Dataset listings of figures
## START
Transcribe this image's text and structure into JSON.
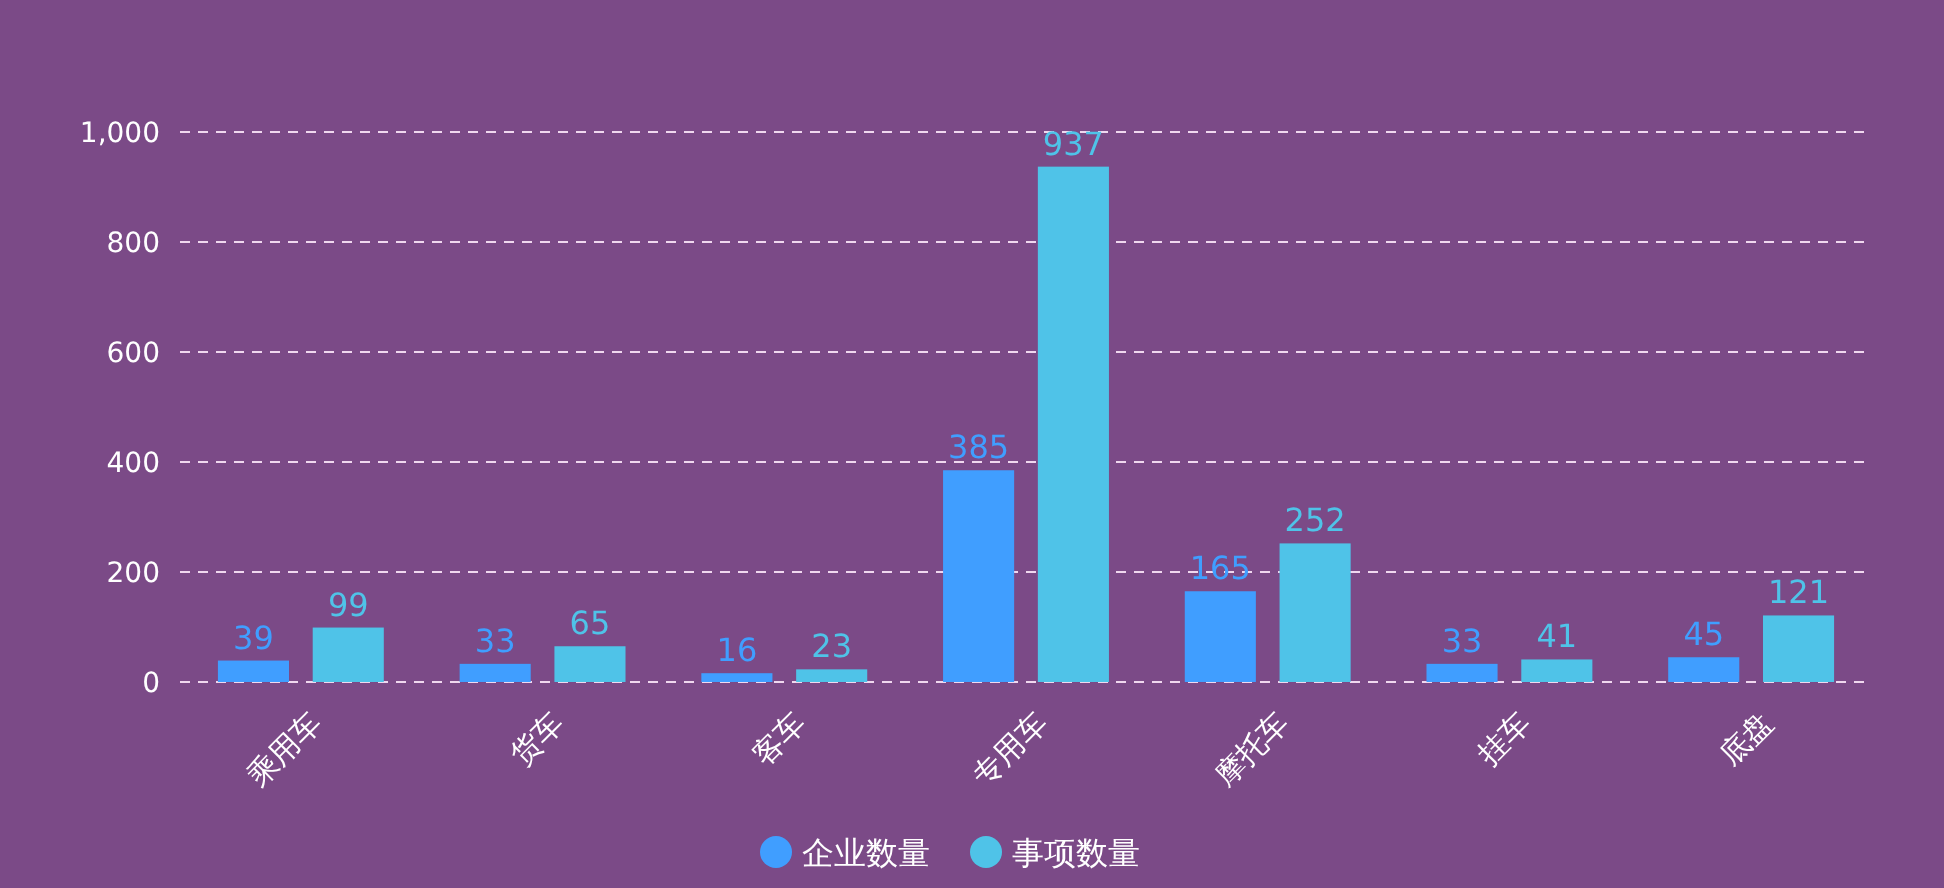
{
  "chart_data": {
    "type": "bar",
    "categories": [
      "乘用车",
      "货车",
      "客车",
      "专用车",
      "摩托车",
      "挂车",
      "底盘"
    ],
    "series": [
      {
        "name": "企业数量",
        "color": "#409eff",
        "values": [
          39,
          33,
          16,
          385,
          165,
          33,
          45
        ]
      },
      {
        "name": "事项数量",
        "color": "#4fc3e8",
        "values": [
          99,
          65,
          23,
          937,
          252,
          41,
          121
        ]
      }
    ],
    "ylim": [
      0,
      1000
    ],
    "yticks": [
      0,
      {
        "value": 200,
        "label": "200"
      },
      {
        "value": 400,
        "label": "400"
      },
      {
        "value": 600,
        "label": "600"
      },
      {
        "value": 800,
        "label": "800"
      },
      {
        "value": 1000,
        "label": "1,000"
      }
    ],
    "grid": "y",
    "legend": "bottom",
    "data_labels": true
  }
}
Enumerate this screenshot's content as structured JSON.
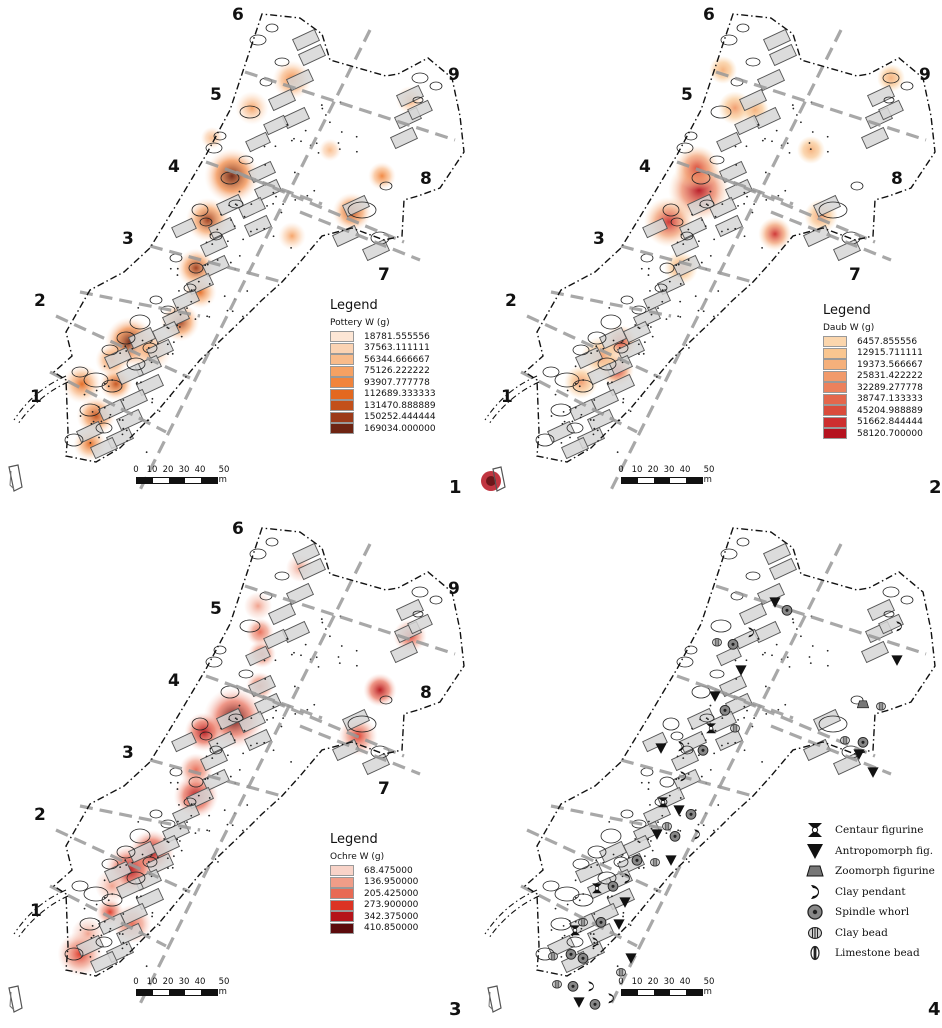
{
  "panels": [
    {
      "id": 1,
      "number_label": "1",
      "area_labels": [
        "1",
        "2",
        "3",
        "4",
        "5",
        "6",
        "7",
        "8",
        "9"
      ],
      "legend": {
        "title": "Legend",
        "subtitle": "Pottery W (g)",
        "classes": [
          {
            "label": "18781.555556",
            "color": "#fde6d5"
          },
          {
            "label": "37563.111111",
            "color": "#fbd3b3"
          },
          {
            "label": "56344.666667",
            "color": "#f9bb8a"
          },
          {
            "label": "75126.222222",
            "color": "#f6a163"
          },
          {
            "label": "93907.777778",
            "color": "#f1843c"
          },
          {
            "label": "112689.333333",
            "color": "#e3681f"
          },
          {
            "label": "131470.888889",
            "color": "#c3501a"
          },
          {
            "label": "150252.444444",
            "color": "#9c3a19"
          },
          {
            "label": "169034.000000",
            "color": "#6e2412"
          }
        ]
      },
      "scale": {
        "labels": [
          "0",
          "10",
          "20",
          "30",
          "40",
          "50 m"
        ]
      }
    },
    {
      "id": 2,
      "number_label": "2",
      "area_labels": [
        "1",
        "2",
        "3",
        "4",
        "5",
        "6",
        "7",
        "8",
        "9"
      ],
      "legend": {
        "title": "Legend",
        "subtitle": "Daub W (g)",
        "classes": [
          {
            "label": "6457.855556",
            "color": "#fbd6ad"
          },
          {
            "label": "12915.711111",
            "color": "#f9c690"
          },
          {
            "label": "19373.566667",
            "color": "#f5b07b"
          },
          {
            "label": "25831.422222",
            "color": "#f19a6b"
          },
          {
            "label": "32289.277778",
            "color": "#ec815c"
          },
          {
            "label": "38747.133333",
            "color": "#e4674c"
          },
          {
            "label": "45204.988889",
            "color": "#da4c3c"
          },
          {
            "label": "51662.844444",
            "color": "#cd2f2f"
          },
          {
            "label": "58120.700000",
            "color": "#b5121f"
          }
        ]
      },
      "scale": {
        "labels": [
          "0",
          "10",
          "20",
          "30",
          "40",
          "50 m"
        ]
      }
    },
    {
      "id": 3,
      "number_label": "3",
      "area_labels": [
        "1",
        "2",
        "3",
        "4",
        "5",
        "6",
        "7",
        "8",
        "9"
      ],
      "legend": {
        "title": "Legend",
        "subtitle": "Ochre W (g)",
        "classes": [
          {
            "label": "68.475000",
            "color": "#f8d3c8"
          },
          {
            "label": "136.950000",
            "color": "#f09d88"
          },
          {
            "label": "205.425000",
            "color": "#e86a54"
          },
          {
            "label": "273.900000",
            "color": "#dc3323"
          },
          {
            "label": "342.375000",
            "color": "#b5141a"
          },
          {
            "label": "410.850000",
            "color": "#5c0b0c"
          }
        ]
      },
      "scale": {
        "labels": [
          "0",
          "10",
          "20",
          "30",
          "40",
          "50 m"
        ]
      }
    },
    {
      "id": 4,
      "number_label": "4",
      "legend": {
        "items": [
          {
            "label": "Centaur figurine",
            "icon": "centaur-figurine-icon"
          },
          {
            "label": "Antropomorph fig.",
            "icon": "antropomorph-figurine-icon"
          },
          {
            "label": "Zoomorph figurine",
            "icon": "zoomorph-figurine-icon"
          },
          {
            "label": "Clay pendant",
            "icon": "clay-pendant-icon"
          },
          {
            "label": "Spindle whorl",
            "icon": "spindle-whorl-icon"
          },
          {
            "label": "Clay bead",
            "icon": "clay-bead-icon"
          },
          {
            "label": "Limestone bead",
            "icon": "limestone-bead-icon"
          }
        ]
      },
      "scale": {
        "labels": [
          "0",
          "10",
          "20",
          "30",
          "40",
          "50 m"
        ]
      }
    }
  ]
}
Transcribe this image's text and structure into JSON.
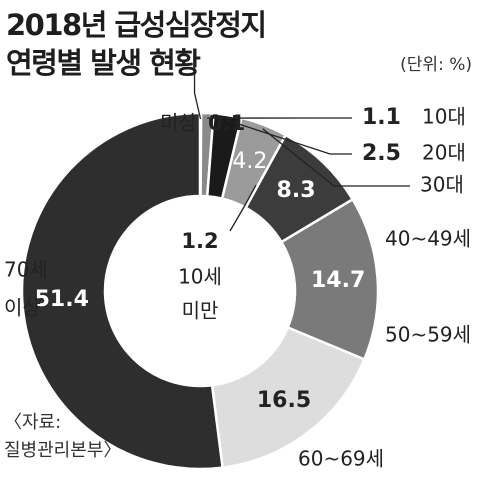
{
  "title_line1": "2018년 급성심장정지",
  "title_line2": "연령별 발생 현황",
  "unit": "(단위: %)",
  "source_line1": "〈자료:",
  "source_line2": "질병관리본부〉",
  "chart_data": {
    "type": "pie",
    "title": "2018년 급성심장정지 연령별 발생 현황",
    "unit": "%",
    "legend": "none",
    "start_angle_deg": 0,
    "direction": "clockwise",
    "slices": [
      {
        "label": "미상",
        "value": 0.1,
        "value_text": "0.1",
        "color": "#555555"
      },
      {
        "label": "10대",
        "value": 1.1,
        "value_text": "1.1",
        "color": "#8a8a8a"
      },
      {
        "label": "20대",
        "value": 2.5,
        "value_text": "2.5",
        "color": "#1a1a1a"
      },
      {
        "label": "30대",
        "value": 4.2,
        "value_text": "4.2",
        "color": "#9b9b9b"
      },
      {
        "label": "40~49세",
        "value": 8.3,
        "value_text": "8.3",
        "color": "#3c3c3c"
      },
      {
        "label": "50~59세",
        "value": 14.7,
        "value_text": "14.7",
        "color": "#7a7a7a"
      },
      {
        "label": "60~69세",
        "value": 16.5,
        "value_text": "16.5",
        "color": "#dddddd"
      },
      {
        "label": "70세 이상",
        "value": 51.4,
        "value_text": "51.4",
        "color": "#2e2e2e"
      }
    ],
    "center": {
      "value_text": "1.2",
      "label_line1": "10세",
      "label_line2": "미만"
    }
  }
}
## END
**EXERCISE DESCRIPTION**.
Transcribe the entries above verbatim, omitting their pictures.

**SOLUTION TO THIS EXERCISE**.
Transcribe this image's text and structure into JSON.
{
  "chart_data": {
    "type": "bar",
    "categories": [
      "乘用车",
      "货车",
      "客车",
      "专用车",
      "摩托车",
      "挂车",
      "底盘"
    ],
    "series": [
      {
        "name": "企业数量",
        "color": "#409eff",
        "values": [
          39,
          33,
          16,
          385,
          165,
          33,
          45
        ]
      },
      {
        "name": "事项数量",
        "color": "#4fc3e8",
        "values": [
          99,
          65,
          23,
          937,
          252,
          41,
          121
        ]
      }
    ],
    "ylim": [
      0,
      1000
    ],
    "yticks": [
      0,
      {
        "value": 200,
        "label": "200"
      },
      {
        "value": 400,
        "label": "400"
      },
      {
        "value": 600,
        "label": "600"
      },
      {
        "value": 800,
        "label": "800"
      },
      {
        "value": 1000,
        "label": "1,000"
      }
    ],
    "grid": "y",
    "legend": "bottom",
    "data_labels": true
  }
}
Enumerate this screenshot's content as structured JSON.
{
  "panels": [
    {
      "id": 1,
      "number_label": "1",
      "area_labels": [
        "1",
        "2",
        "3",
        "4",
        "5",
        "6",
        "7",
        "8",
        "9"
      ],
      "legend": {
        "title": "Legend",
        "subtitle": "Pottery W (g)",
        "classes": [
          {
            "label": "18781.555556",
            "color": "#fde6d5"
          },
          {
            "label": "37563.111111",
            "color": "#fbd3b3"
          },
          {
            "label": "56344.666667",
            "color": "#f9bb8a"
          },
          {
            "label": "75126.222222",
            "color": "#f6a163"
          },
          {
            "label": "93907.777778",
            "color": "#f1843c"
          },
          {
            "label": "112689.333333",
            "color": "#e3681f"
          },
          {
            "label": "131470.888889",
            "color": "#c3501a"
          },
          {
            "label": "150252.444444",
            "color": "#9c3a19"
          },
          {
            "label": "169034.000000",
            "color": "#6e2412"
          }
        ]
      },
      "scale": {
        "labels": [
          "0",
          "10",
          "20",
          "30",
          "40",
          "50 m"
        ]
      }
    },
    {
      "id": 2,
      "number_label": "2",
      "area_labels": [
        "1",
        "2",
        "3",
        "4",
        "5",
        "6",
        "7",
        "8",
        "9"
      ],
      "legend": {
        "title": "Legend",
        "subtitle": "Daub W (g)",
        "classes": [
          {
            "label": "6457.855556",
            "color": "#fbd6ad"
          },
          {
            "label": "12915.711111",
            "color": "#f9c690"
          },
          {
            "label": "19373.566667",
            "color": "#f5b07b"
          },
          {
            "label": "25831.422222",
            "color": "#f19a6b"
          },
          {
            "label": "32289.277778",
            "color": "#ec815c"
          },
          {
            "label": "38747.133333",
            "color": "#e4674c"
          },
          {
            "label": "45204.988889",
            "color": "#da4c3c"
          },
          {
            "label": "51662.844444",
            "color": "#cd2f2f"
          },
          {
            "label": "58120.700000",
            "color": "#b5121f"
          }
        ]
      },
      "scale": {
        "labels": [
          "0",
          "10",
          "20",
          "30",
          "40",
          "50 m"
        ]
      }
    },
    {
      "id": 3,
      "number_label": "3",
      "area_labels": [
        "1",
        "2",
        "3",
        "4",
        "5",
        "6",
        "7",
        "8",
        "9"
      ],
      "legend": {
        "title": "Legend",
        "subtitle": "Ochre W (g)",
        "classes": [
          {
            "label": "68.475000",
            "color": "#f8d3c8"
          },
          {
            "label": "136.950000",
            "color": "#f09d88"
          },
          {
            "label": "205.425000",
            "color": "#e86a54"
          },
          {
            "label": "273.900000",
            "color": "#dc3323"
          },
          {
            "label": "342.375000",
            "color": "#b5141a"
          },
          {
            "label": "410.850000",
            "color": "#5c0b0c"
          }
        ]
      },
      "scale": {
        "labels": [
          "0",
          "10",
          "20",
          "30",
          "40",
          "50 m"
        ]
      }
    },
    {
      "id": 4,
      "number_label": "4",
      "legend": {
        "items": [
          {
            "label": "Centaur figurine",
            "icon": "centaur-figurine-icon"
          },
          {
            "label": "Antropomorph fig.",
            "icon": "antropomorph-figurine-icon"
          },
          {
            "label": "Zoomorph figurine",
            "icon": "zoomorph-figurine-icon"
          },
          {
            "label": "Clay pendant",
            "icon": "clay-pendant-icon"
          },
          {
            "label": "Spindle whorl",
            "icon": "spindle-whorl-icon"
          },
          {
            "label": "Clay bead",
            "icon": "clay-bead-icon"
          },
          {
            "label": "Limestone bead",
            "icon": "limestone-bead-icon"
          }
        ]
      },
      "scale": {
        "labels": [
          "0",
          "10",
          "20",
          "30",
          "40",
          "50 m"
        ]
      }
    }
  ]
}
Transcribe this image's text and structure into JSON.
{
  "title_line1": "2018년 급성심장정지",
  "title_line2": "연령별 발생 현황",
  "unit": "(단위: %)",
  "source_line1": "〈자료:",
  "source_line2": "질병관리본부〉",
  "chart_data": {
    "type": "pie",
    "title": "2018년 급성심장정지 연령별 발생 현황",
    "unit": "%",
    "legend": "none",
    "start_angle_deg": 0,
    "direction": "clockwise",
    "slices": [
      {
        "label": "미상",
        "value": 0.1,
        "value_text": "0.1",
        "color": "#555555"
      },
      {
        "label": "10대",
        "value": 1.1,
        "value_text": "1.1",
        "color": "#8a8a8a"
      },
      {
        "label": "20대",
        "value": 2.5,
        "value_text": "2.5",
        "color": "#1a1a1a"
      },
      {
        "label": "30대",
        "value": 4.2,
        "value_text": "4.2",
        "color": "#9b9b9b"
      },
      {
        "label": "40~49세",
        "value": 8.3,
        "value_text": "8.3",
        "color": "#3c3c3c"
      },
      {
        "label": "50~59세",
        "value": 14.7,
        "value_text": "14.7",
        "color": "#7a7a7a"
      },
      {
        "label": "60~69세",
        "value": 16.5,
        "value_text": "16.5",
        "color": "#dddddd"
      },
      {
        "label": "70세 이상",
        "value": 51.4,
        "value_text": "51.4",
        "color": "#2e2e2e"
      }
    ],
    "center": {
      "value_text": "1.2",
      "label_line1": "10세",
      "label_line2": "미만"
    }
  }
}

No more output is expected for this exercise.